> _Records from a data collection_

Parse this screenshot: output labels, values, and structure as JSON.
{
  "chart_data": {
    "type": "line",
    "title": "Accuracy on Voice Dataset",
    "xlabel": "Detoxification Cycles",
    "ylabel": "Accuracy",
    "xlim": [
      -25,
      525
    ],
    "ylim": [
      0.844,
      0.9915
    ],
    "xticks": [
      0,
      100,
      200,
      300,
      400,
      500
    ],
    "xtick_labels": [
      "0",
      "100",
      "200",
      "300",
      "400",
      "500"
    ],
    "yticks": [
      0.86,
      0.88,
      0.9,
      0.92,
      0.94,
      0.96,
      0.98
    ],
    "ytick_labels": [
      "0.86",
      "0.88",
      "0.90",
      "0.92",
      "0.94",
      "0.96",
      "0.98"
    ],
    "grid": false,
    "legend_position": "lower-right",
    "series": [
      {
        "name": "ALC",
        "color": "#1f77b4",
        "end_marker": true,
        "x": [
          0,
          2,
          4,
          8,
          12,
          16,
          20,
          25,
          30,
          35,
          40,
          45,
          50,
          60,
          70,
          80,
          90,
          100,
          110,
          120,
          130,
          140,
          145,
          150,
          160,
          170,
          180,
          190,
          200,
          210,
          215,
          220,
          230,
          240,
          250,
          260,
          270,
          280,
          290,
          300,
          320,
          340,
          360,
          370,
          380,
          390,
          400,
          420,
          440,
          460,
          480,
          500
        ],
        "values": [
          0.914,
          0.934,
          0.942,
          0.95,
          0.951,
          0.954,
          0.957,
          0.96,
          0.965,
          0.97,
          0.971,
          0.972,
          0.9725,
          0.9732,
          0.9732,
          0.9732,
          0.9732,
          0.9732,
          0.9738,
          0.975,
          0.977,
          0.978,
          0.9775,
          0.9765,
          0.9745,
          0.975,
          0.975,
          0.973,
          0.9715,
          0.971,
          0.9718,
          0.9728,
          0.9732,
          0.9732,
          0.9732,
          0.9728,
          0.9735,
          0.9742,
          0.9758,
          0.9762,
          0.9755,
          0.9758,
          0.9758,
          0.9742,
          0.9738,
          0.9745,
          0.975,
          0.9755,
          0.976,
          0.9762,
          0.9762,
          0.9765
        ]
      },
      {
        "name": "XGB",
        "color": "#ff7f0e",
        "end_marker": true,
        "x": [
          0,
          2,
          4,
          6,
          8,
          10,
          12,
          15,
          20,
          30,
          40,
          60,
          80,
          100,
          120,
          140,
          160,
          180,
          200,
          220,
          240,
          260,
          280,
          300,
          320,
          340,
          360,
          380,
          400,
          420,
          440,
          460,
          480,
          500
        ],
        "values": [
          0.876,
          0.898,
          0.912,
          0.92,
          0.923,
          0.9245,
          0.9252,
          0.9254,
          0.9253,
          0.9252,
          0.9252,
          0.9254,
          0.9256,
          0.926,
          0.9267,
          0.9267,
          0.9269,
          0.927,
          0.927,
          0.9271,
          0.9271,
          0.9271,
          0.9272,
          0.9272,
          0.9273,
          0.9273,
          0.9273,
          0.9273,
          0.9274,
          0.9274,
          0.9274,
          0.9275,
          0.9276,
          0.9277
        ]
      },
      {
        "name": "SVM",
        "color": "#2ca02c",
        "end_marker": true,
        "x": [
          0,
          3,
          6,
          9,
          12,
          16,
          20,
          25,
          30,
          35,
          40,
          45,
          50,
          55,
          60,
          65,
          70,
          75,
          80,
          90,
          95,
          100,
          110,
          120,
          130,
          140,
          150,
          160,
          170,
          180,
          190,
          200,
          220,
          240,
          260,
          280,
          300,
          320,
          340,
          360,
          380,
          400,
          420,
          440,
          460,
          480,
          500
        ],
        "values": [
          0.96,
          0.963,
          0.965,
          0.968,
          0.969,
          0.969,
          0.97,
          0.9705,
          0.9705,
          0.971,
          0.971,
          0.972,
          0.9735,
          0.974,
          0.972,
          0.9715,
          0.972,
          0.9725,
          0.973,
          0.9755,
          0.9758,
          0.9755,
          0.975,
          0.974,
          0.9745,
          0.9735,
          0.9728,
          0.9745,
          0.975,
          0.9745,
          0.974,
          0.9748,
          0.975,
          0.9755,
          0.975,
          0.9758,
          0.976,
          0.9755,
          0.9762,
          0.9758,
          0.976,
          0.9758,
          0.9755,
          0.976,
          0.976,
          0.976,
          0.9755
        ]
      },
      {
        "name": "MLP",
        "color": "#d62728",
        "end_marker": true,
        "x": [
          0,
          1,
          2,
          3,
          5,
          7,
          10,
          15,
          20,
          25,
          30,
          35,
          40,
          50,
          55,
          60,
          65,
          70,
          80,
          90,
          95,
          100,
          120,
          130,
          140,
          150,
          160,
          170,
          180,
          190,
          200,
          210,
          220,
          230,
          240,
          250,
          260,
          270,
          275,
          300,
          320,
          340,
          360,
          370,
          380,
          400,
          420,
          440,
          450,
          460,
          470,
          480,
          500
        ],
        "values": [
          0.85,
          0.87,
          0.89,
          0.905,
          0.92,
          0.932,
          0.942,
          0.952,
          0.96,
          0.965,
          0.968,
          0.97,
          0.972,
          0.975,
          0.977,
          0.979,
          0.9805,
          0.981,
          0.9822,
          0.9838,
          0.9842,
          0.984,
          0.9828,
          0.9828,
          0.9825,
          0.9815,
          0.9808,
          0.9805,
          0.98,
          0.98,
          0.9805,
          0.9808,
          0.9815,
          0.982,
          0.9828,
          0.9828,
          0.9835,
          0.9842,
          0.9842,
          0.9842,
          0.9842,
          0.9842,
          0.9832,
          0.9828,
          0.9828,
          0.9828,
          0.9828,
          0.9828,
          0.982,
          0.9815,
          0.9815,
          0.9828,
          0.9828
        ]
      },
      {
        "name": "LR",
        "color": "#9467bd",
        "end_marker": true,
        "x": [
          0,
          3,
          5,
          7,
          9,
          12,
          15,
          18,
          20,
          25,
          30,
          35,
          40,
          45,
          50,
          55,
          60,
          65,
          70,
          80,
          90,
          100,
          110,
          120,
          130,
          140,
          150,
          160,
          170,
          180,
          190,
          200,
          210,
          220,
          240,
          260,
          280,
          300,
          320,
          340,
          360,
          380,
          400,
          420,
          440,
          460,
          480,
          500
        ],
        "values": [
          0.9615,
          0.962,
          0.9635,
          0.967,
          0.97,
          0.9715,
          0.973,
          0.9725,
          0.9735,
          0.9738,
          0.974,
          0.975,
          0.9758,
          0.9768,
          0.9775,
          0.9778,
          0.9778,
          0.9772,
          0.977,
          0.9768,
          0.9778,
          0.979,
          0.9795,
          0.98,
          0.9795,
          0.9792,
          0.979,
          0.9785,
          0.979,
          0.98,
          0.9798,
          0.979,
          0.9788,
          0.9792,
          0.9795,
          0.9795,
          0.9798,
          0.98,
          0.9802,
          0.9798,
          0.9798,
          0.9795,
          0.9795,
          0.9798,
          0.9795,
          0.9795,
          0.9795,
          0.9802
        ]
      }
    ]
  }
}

> _EXERCISE PROMPT_
What is the number of lines above that contain "name"? Answer with that number only.

> _RESPONSE TO THE EXERCISE_
5